Filter these entries, keeping only lines that hold the word "screenshot".

◇ ◇ ◇ ◇ ◇

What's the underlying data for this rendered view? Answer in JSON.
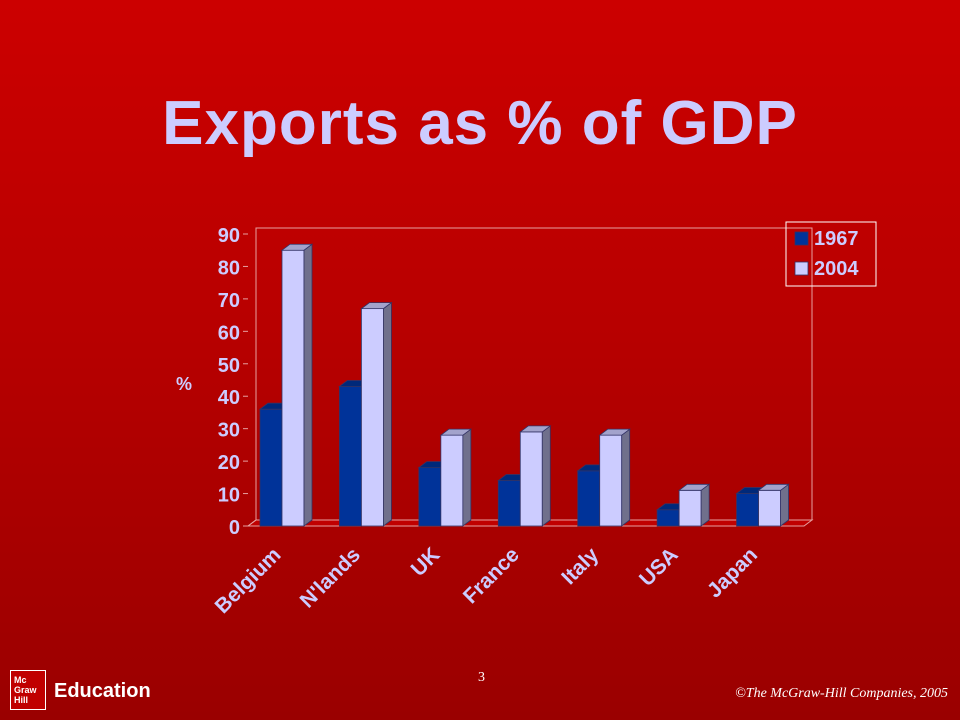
{
  "slide": {
    "title": "Exports as % of GDP",
    "page_number": "3",
    "copyright": "©The McGraw-Hill Companies, 2005",
    "logo": {
      "line1": "Mc",
      "line2": "Graw",
      "line3": "Hill",
      "text": "Education"
    }
  },
  "colors": {
    "series_1967": "#003399",
    "series_2004": "#ccccff",
    "axis_text": "#ccccff",
    "background": "#c00000"
  },
  "chart_data": {
    "type": "bar",
    "title": "Exports as % of GDP",
    "xlabel": "",
    "ylabel": "%",
    "categories": [
      "Belgium",
      "N'lands",
      "UK",
      "France",
      "Italy",
      "USA",
      "Japan"
    ],
    "series": [
      {
        "name": "1967",
        "values": [
          36,
          43,
          18,
          14,
          17,
          5,
          10
        ]
      },
      {
        "name": "2004",
        "values": [
          85,
          67,
          28,
          29,
          28,
          11,
          11
        ]
      }
    ],
    "ylim": [
      0,
      90
    ],
    "yticks": [
      0,
      10,
      20,
      30,
      40,
      50,
      60,
      70,
      80,
      90
    ],
    "grid": false,
    "legend_position": "top-right",
    "style": "3d-clustered-column"
  }
}
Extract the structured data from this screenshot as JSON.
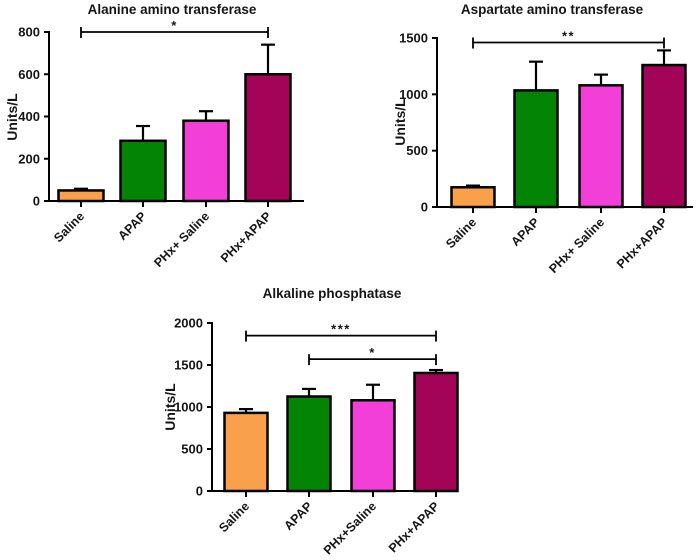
{
  "figure": {
    "background": "#FFFFFF",
    "description_colors": {
      "saline": "#F9A04A",
      "apap": "#048404",
      "phx_saline": "#F23FD8",
      "phx_apap": "#A40457"
    }
  },
  "chart_data": [
    {
      "id": "alt",
      "type": "bar",
      "title": "Alanine amino transferase",
      "ylabel": "Units/L",
      "xlabel": "",
      "categories": [
        "Saline",
        "APAP",
        "PHx+ Saline",
        "PHx+APAP"
      ],
      "values": [
        50,
        285,
        380,
        600
      ],
      "errors_plus": [
        8,
        70,
        45,
        140
      ],
      "ylim": [
        0,
        800
      ],
      "yticks": [
        0,
        200,
        400,
        600,
        800
      ],
      "bar_colors": [
        "#F9A04A",
        "#048404",
        "#F23FD8",
        "#A40457"
      ],
      "grid": false,
      "legend": "none",
      "significance": [
        {
          "from": 0,
          "to": 3,
          "label": "*",
          "y": 800
        }
      ]
    },
    {
      "id": "ast",
      "type": "bar",
      "title": "Aspartate amino transferase",
      "ylabel": "Units/L",
      "xlabel": "",
      "categories": [
        "Saline",
        "APAP",
        "PHx+ Saline",
        "PHx+APAP"
      ],
      "values": [
        175,
        1035,
        1080,
        1260
      ],
      "errors_plus": [
        15,
        255,
        95,
        130
      ],
      "ylim": [
        0,
        1500
      ],
      "yticks": [
        0,
        500,
        1000,
        1500
      ],
      "bar_colors": [
        "#F9A04A",
        "#048404",
        "#F23FD8",
        "#A40457"
      ],
      "grid": false,
      "legend": "none",
      "significance": [
        {
          "from": 0,
          "to": 3,
          "label": "**",
          "y": 1460
        }
      ]
    },
    {
      "id": "alp",
      "type": "bar",
      "title": "Alkaline phosphatase",
      "ylabel": "Units/L",
      "xlabel": "",
      "categories": [
        "Saline",
        "APAP",
        "PHx+Saline",
        "PHx+APAP"
      ],
      "values": [
        930,
        1125,
        1080,
        1405
      ],
      "errors_plus": [
        45,
        90,
        185,
        35
      ],
      "ylim": [
        0,
        2000
      ],
      "yticks": [
        0,
        500,
        1000,
        1500,
        2000
      ],
      "bar_colors": [
        "#F9A04A",
        "#048404",
        "#F23FD8",
        "#A40457"
      ],
      "grid": false,
      "legend": "none",
      "significance": [
        {
          "from": 0,
          "to": 3,
          "label": "***",
          "y": 1850
        },
        {
          "from": 1,
          "to": 3,
          "label": "*",
          "y": 1570
        }
      ]
    }
  ]
}
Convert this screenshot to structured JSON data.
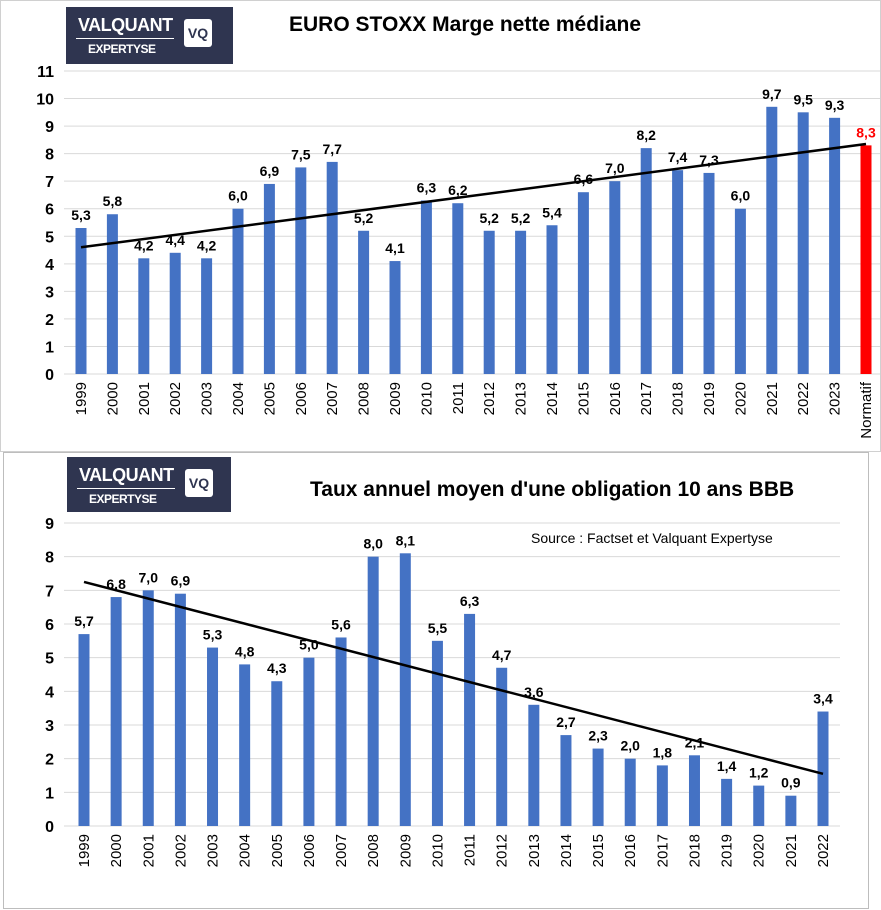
{
  "logo": {
    "line1": "VALQUANT",
    "line2": "EXPERTYSE",
    "mark": "VQ"
  },
  "colors": {
    "bar": "#4472c4",
    "highlight": "#ff0000",
    "trend": "#000000",
    "grid": "#d9d9d9"
  },
  "chart_data": [
    {
      "type": "bar",
      "title": "EURO STOXX Marge nette médiane",
      "categories": [
        "1999",
        "2000",
        "2001",
        "2002",
        "2003",
        "2004",
        "2005",
        "2006",
        "2007",
        "2008",
        "2009",
        "2010",
        "2011",
        "2012",
        "2013",
        "2014",
        "2015",
        "2016",
        "2017",
        "2018",
        "2019",
        "2020",
        "2021",
        "2022",
        "2023",
        "Normatif"
      ],
      "values": [
        5.3,
        5.8,
        4.2,
        4.4,
        4.2,
        6.0,
        6.9,
        7.5,
        7.7,
        5.2,
        4.1,
        6.3,
        6.2,
        5.2,
        5.2,
        5.4,
        6.6,
        7.0,
        8.2,
        7.4,
        7.3,
        6.0,
        9.7,
        9.5,
        9.3,
        8.3
      ],
      "labels": [
        "5,3",
        "5,8",
        "4,2",
        "4,4",
        "4,2",
        "6,0",
        "6,9",
        "7,5",
        "7,7",
        "5,2",
        "4,1",
        "6,3",
        "6,2",
        "5,2",
        "5,2",
        "5,4",
        "6,6",
        "7,0",
        "8,2",
        "7,4",
        "7,3",
        "6,0",
        "9,7",
        "9,5",
        "9,3",
        "8,3"
      ],
      "highlight_index": 25,
      "trendline": {
        "start": 4.6,
        "end": 8.35
      },
      "yticks": [
        "0",
        "1",
        "2",
        "3",
        "4",
        "5",
        "6",
        "7",
        "8",
        "9",
        "10",
        "11"
      ],
      "ylim": [
        0,
        11
      ],
      "grid": true
    },
    {
      "type": "bar",
      "title": "Taux annuel moyen d'une obligation 10 ans BBB",
      "subtitle": "Source : Factset et Valquant Expertyse",
      "categories": [
        "1999",
        "2000",
        "2001",
        "2002",
        "2003",
        "2004",
        "2005",
        "2006",
        "2007",
        "2008",
        "2009",
        "2010",
        "2011",
        "2012",
        "2013",
        "2014",
        "2015",
        "2016",
        "2017",
        "2018",
        "2019",
        "2020",
        "2021",
        "2022"
      ],
      "values": [
        5.7,
        6.8,
        7.0,
        6.9,
        5.3,
        4.8,
        4.3,
        5.0,
        5.6,
        8.0,
        8.1,
        5.5,
        6.3,
        4.7,
        3.6,
        2.7,
        2.3,
        2.0,
        1.8,
        2.1,
        1.4,
        1.2,
        0.9,
        3.4
      ],
      "labels": [
        "5,7",
        "6,8",
        "7,0",
        "6,9",
        "5,3",
        "4,8",
        "4,3",
        "5,0",
        "5,6",
        "8,0",
        "8,1",
        "5,5",
        "6,3",
        "4,7",
        "3,6",
        "2,7",
        "2,3",
        "2,0",
        "1,8",
        "2,1",
        "1,4",
        "1,2",
        "0,9",
        "3,4"
      ],
      "highlight_index": -1,
      "trendline": {
        "start": 7.25,
        "end": 1.55
      },
      "yticks": [
        "0",
        "1",
        "2",
        "3",
        "4",
        "5",
        "6",
        "7",
        "8",
        "9"
      ],
      "ylim": [
        0,
        9
      ],
      "grid": true
    }
  ]
}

◇ ◇ ◇ ◇ ◇

● **Answer to the exercise**
Extract the structured data from this screenshot as JSON.
Convert this screenshot to structured JSON data.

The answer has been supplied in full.